EXTRACT PROVIDED:
Shedding (fluorescent) light on Ebola
UCI team uses novel technique to track key protein in deadly virus
A fluorescent green limb pokes outward from a cell wall under a high-powered microscope. The filament is loaded with VP40, an essential protein in the Ebola virus. The microscope is capturing it budding out in real time. It’s followed by another and another.
Those green protrusions may be the means by which the deadly virus races from cell to cell in humans, killing up to 60 percent of those infected, according to assistant professor of biomedical engineering Michelle Digman. She and fellow researchers at UC Irvine’s Laboratory for Fluorescence Dynamics and elsewhere have been using pioneering technology to meticulously track the molecular workings of the Ebola protein – and were the first to capture the action live.
Their hypothesis is that the filaments may act as needles that prick neighboring cells and inject the toxic material, a process that quickly goes viral. If that proves true, it could be key to the development of effective inhibitor treatments.
“This is the protein that seems to be really important for the final stage of the Ebola cycle, in which the virus leaves the cell that is infected in order to infect other cells,” says doctoral student Carmine Di Rienzo.
Digman and her co-researchers are among the few who were studying Ebola long before the current outbreak. In 2011, Ghanaian-born biochemist Emmanuel Adu-Gyamfi visited her UCI lab. He had seen BBC stories about Ebola as a child and – then a student at the University of Notre Dame – wanted to take advantage of new technology that lets scientists study the dynamics of living cells.

RECORDS PROVIDED:
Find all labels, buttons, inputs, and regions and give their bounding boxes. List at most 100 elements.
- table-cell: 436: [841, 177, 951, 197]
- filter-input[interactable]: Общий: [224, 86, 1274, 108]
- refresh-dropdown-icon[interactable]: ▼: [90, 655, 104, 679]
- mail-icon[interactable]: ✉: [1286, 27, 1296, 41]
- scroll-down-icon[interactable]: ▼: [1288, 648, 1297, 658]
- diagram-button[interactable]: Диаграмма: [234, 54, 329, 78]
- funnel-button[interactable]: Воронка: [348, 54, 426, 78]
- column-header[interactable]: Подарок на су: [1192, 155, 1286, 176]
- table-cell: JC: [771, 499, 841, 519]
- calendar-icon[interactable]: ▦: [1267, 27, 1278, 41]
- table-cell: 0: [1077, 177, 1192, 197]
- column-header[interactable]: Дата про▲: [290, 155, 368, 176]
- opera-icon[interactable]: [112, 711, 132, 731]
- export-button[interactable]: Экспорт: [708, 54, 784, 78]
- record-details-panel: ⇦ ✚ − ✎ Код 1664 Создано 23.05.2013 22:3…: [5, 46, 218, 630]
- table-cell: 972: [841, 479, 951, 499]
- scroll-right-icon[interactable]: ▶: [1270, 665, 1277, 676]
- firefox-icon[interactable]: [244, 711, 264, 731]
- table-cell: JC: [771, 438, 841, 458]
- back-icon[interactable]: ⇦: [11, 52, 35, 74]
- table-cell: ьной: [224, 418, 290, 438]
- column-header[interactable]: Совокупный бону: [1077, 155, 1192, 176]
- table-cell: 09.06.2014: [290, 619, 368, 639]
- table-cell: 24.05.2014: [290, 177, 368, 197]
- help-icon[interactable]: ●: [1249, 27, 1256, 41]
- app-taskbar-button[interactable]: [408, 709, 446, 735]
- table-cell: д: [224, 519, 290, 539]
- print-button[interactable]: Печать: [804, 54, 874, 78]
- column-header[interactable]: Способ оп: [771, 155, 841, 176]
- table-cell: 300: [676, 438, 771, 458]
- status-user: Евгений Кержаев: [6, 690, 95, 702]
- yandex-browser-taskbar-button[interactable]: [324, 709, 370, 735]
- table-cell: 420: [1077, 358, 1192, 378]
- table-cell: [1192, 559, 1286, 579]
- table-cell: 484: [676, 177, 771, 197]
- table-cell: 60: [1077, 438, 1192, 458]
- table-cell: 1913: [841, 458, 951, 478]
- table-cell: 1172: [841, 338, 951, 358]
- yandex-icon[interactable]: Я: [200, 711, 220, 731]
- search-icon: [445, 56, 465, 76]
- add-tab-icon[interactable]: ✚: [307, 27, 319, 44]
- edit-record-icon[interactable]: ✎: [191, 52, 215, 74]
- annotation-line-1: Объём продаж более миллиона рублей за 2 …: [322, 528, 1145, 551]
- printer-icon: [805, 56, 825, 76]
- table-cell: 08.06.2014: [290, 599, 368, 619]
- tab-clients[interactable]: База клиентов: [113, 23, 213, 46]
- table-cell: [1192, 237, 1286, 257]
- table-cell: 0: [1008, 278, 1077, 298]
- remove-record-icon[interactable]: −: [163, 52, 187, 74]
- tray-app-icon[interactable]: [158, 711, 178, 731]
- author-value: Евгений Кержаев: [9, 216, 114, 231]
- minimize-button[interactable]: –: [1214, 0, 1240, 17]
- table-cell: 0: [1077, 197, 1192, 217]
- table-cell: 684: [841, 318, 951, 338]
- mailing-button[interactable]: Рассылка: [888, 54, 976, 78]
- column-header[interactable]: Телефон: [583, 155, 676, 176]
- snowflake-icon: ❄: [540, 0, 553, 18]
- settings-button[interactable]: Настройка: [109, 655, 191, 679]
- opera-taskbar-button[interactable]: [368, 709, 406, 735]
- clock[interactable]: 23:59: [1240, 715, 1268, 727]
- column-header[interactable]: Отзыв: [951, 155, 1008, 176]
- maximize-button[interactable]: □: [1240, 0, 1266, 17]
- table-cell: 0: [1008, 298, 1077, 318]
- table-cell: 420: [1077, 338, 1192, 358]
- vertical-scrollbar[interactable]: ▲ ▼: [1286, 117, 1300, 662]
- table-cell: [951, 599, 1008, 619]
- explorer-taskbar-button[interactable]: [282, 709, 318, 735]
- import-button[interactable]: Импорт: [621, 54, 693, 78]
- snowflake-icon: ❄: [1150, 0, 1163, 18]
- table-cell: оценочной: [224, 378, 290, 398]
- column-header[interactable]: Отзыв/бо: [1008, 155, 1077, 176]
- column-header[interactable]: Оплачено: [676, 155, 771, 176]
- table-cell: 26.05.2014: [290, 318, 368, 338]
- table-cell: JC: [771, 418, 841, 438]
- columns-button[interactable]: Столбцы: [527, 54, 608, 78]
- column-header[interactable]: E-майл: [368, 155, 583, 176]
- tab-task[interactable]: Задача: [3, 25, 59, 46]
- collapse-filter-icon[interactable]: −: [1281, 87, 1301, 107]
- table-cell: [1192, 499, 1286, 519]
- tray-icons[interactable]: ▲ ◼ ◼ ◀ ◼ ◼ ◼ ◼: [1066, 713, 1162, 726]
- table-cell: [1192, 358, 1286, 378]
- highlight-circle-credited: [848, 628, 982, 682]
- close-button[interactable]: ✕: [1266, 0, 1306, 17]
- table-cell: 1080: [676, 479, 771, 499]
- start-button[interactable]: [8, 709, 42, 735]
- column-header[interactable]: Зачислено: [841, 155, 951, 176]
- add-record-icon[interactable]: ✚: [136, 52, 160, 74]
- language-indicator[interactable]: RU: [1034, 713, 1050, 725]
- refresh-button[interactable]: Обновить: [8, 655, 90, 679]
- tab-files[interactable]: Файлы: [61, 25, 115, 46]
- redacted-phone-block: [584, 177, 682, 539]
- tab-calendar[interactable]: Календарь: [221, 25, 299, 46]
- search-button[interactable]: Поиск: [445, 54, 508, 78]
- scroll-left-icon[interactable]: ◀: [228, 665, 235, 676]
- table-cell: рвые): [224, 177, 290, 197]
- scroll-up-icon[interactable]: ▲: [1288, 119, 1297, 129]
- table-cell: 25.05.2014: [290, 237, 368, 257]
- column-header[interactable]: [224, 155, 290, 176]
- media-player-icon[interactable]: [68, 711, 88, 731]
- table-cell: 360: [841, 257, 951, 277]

USING THE INFORMATION:
1. In the article about Ebola research, which protein fills the green filaments seen budding from the cell?
2. Continue the article about Ebola research from its last sentence.
The items have no connection to the article about Ebola research.

ANSWERS PER TASK:
1. VP40

2.
“We like challenges,” Digman says. “Emmanuel came to us and said, ‘I want to look at how this particular protein interacts in the cell. Can you do this?’ and we said, ‘Absolutely, yes.’”
As recently as a decade ago, it wasn’t possible to view live cells under microscopes. Scientists pored over fixed dead ones to puzzle out clues about their behavior. But a new technique called fluorescence dynamics allows researchers to track cells as they grow by tagging them with bright inks. Three people won the Nobel Prize in chemistry this year for their development of super-resolved fluorescence microscopy.
Still, it isn’t easy to trace the progress of the infinitesimally small viral particles. Digman and her colleagues created three-dimensional models and now compress hours of raw data to track VP40. There’s no risk from the isolated protein in the cell culture rooms; it needs the disease genome and six other proteins to fully form infectious Ebola.
The researchers’ work has gained critical importance with the re-emergence of Ebola in West Africa and the first confirmed deaths from the virus in the U.S. They recently published a paper in the journal Viruses that builds on their previous findings.
Usually, cells can absorb viruses and other harmful substances and neutralize them with acidic lipids. Not so with Ebola. Digman and the others have discovered that VP40 multiplies unimpeded inside the cell until finally the infected body’s membrane bulges out under the accumulated weight, budding into the needle-like filaments.
They’ve learned that the protein hijacks the cell’s motor to form the protrusions. They’ve seen detached filaments floating outside cells. Now they just need to see them pricking other cells. Or find that they do not and move on to other theories.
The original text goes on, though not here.